§ PROBLEM TO SOLVE
Draw out every line with the word "desired" from the listing below.

Data records
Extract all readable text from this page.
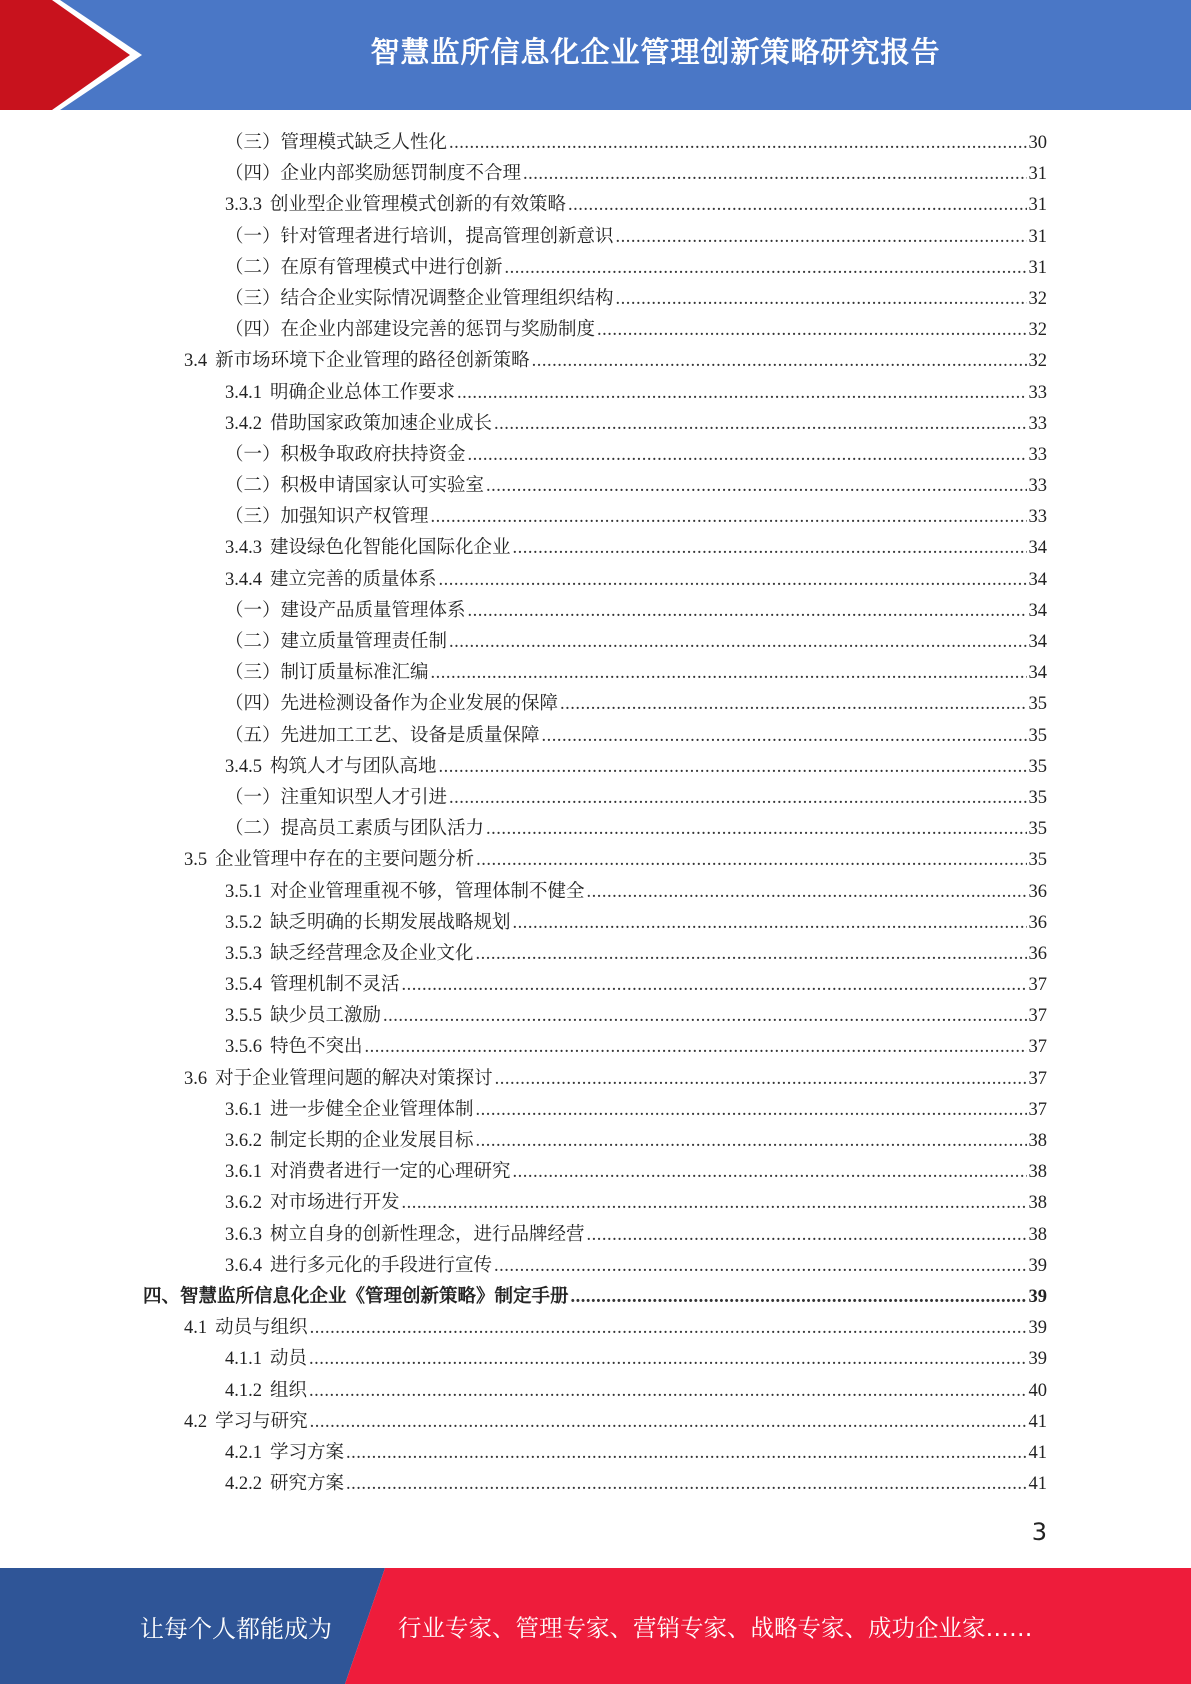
智慧监所信息化企业管理创新策略研究报告
（三）管理模式缺乏人性化 .....	30
（四）企业内部奖励惩罚制度不合理 .....	31
3.3.3 创业型企业管理模式创新的有效策略 .....	31
（一）针对管理者进行培训，提高管理创新意识 .....	31
（二）在原有管理模式中进行创新 .....	31
（三）结合企业实际情况调整企业管理组织结构 .....	32
（四）在企业内部建设完善的惩罚与奖励制度 .....	32
3.4 新市场环境下企业管理的路径创新策略 .....	32
3.4.1 明确企业总体工作要求 .....	33
3.4.2 借助国家政策加速企业成长 .....	33
（一）积极争取政府扶持资金 .....	33
（二）积极申请国家认可实验室 .....	33
（三）加强知识产权管理 .....	33
3.4.3 建设绿色化智能化国际化企业 .....	34
3.4.4 建立完善的质量体系 .....	34
（一）建设产品质量管理体系 .....	34
（二）建立质量管理责任制 .....	34
（三）制订质量标准汇编 .....	34
（四）先进检测设备作为企业发展的保障 .....	35
（五）先进加工工艺、设备是质量保障 .....	35
3.4.5 构筑人才与团队高地 .....	35
（一）注重知识型人才引进 .....	35
（二）提高员工素质与团队活力 .....	35
3.5 企业管理中存在的主要问题分析 .....	35
3.5.1 对企业管理重视不够，管理体制不健全 .....	36
3.5.2 缺乏明确的长期发展战略规划 .....	36
3.5.3 缺乏经营理念及企业文化 .....	36
3.5.4 管理机制不灵活 .....	37
3.5.5 缺少员工激励 .....	37
3.5.6 特色不突出 .....	37
3.6 对于企业管理问题的解决对策探讨 .....	37
3.6.1 进一步健全企业管理体制 .....	37
3.6.2 制定长期的企业发展目标 .....	38
3.6.1 对消费者进行一定的心理研究 .....	38
3.6.2 对市场进行开发 .....	38
3.6.3 树立自身的创新性理念，进行品牌经营 .....	38
3.6.4 进行多元化的手段进行宣传 .....	39
四、智慧监所信息化企业《管理创新策略》制定手册 .....	39
4.1 动员与组织 .....	39
4.1.1 动员 .....	39
4.1.2 组织 .....	40
4.2 学习与研究 .....	41
4.2.1 学习方案 .....	41
4.2.2 研究方案 .....	41
3
让每个人都能成为	行业专家、管理专家、营销专家、战略专家、成功企业家……
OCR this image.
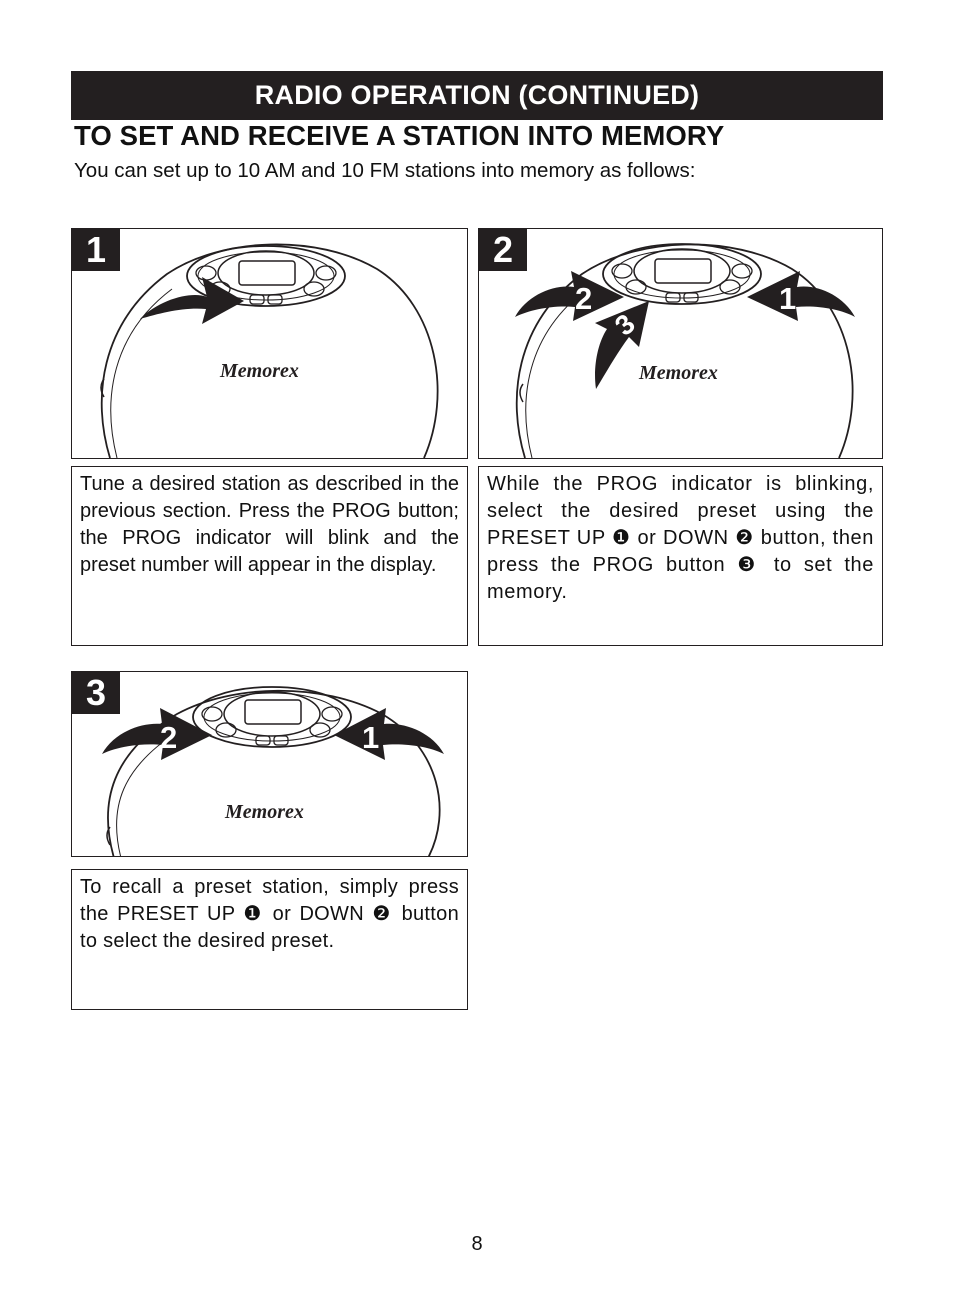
RADIO OPERATION (CONTINUED)
TO SET AND RECEIVE A STATION INTO MEMORY
You can set up to 10 AM and 10 FM stations into memory as follows:
Memorex
1
2	1
3
Memorex
2
Tune a desired station as described in the previous section. Press the PROG button; the PROG indicator will blink and the preset number will appear in the display.
While the PROG indicator is blinking, select the desired preset using the PRESET UP ❶ or DOWN ❷ button, then press the PROG button ❸ to set the memory.
2	1
Memorex
3
To recall a preset station, simply press the PRESET UP ❶ or DOWN ❷ button to select the desired preset.
8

§ WORKED SOLUTION
Tune a desired station as described in the previous section. Press the PROG button; the PROG indicator will blink and the preset number will appear in the display.
While the PROG indicator is blinking, select the desired preset using the PRESET UP ❶ or DOWN ❷ button, then press the PROG button ❸ to set the memory.
To recall a preset station, simply press the PRESET UP ❶ or DOWN ❷ button to select the desired preset.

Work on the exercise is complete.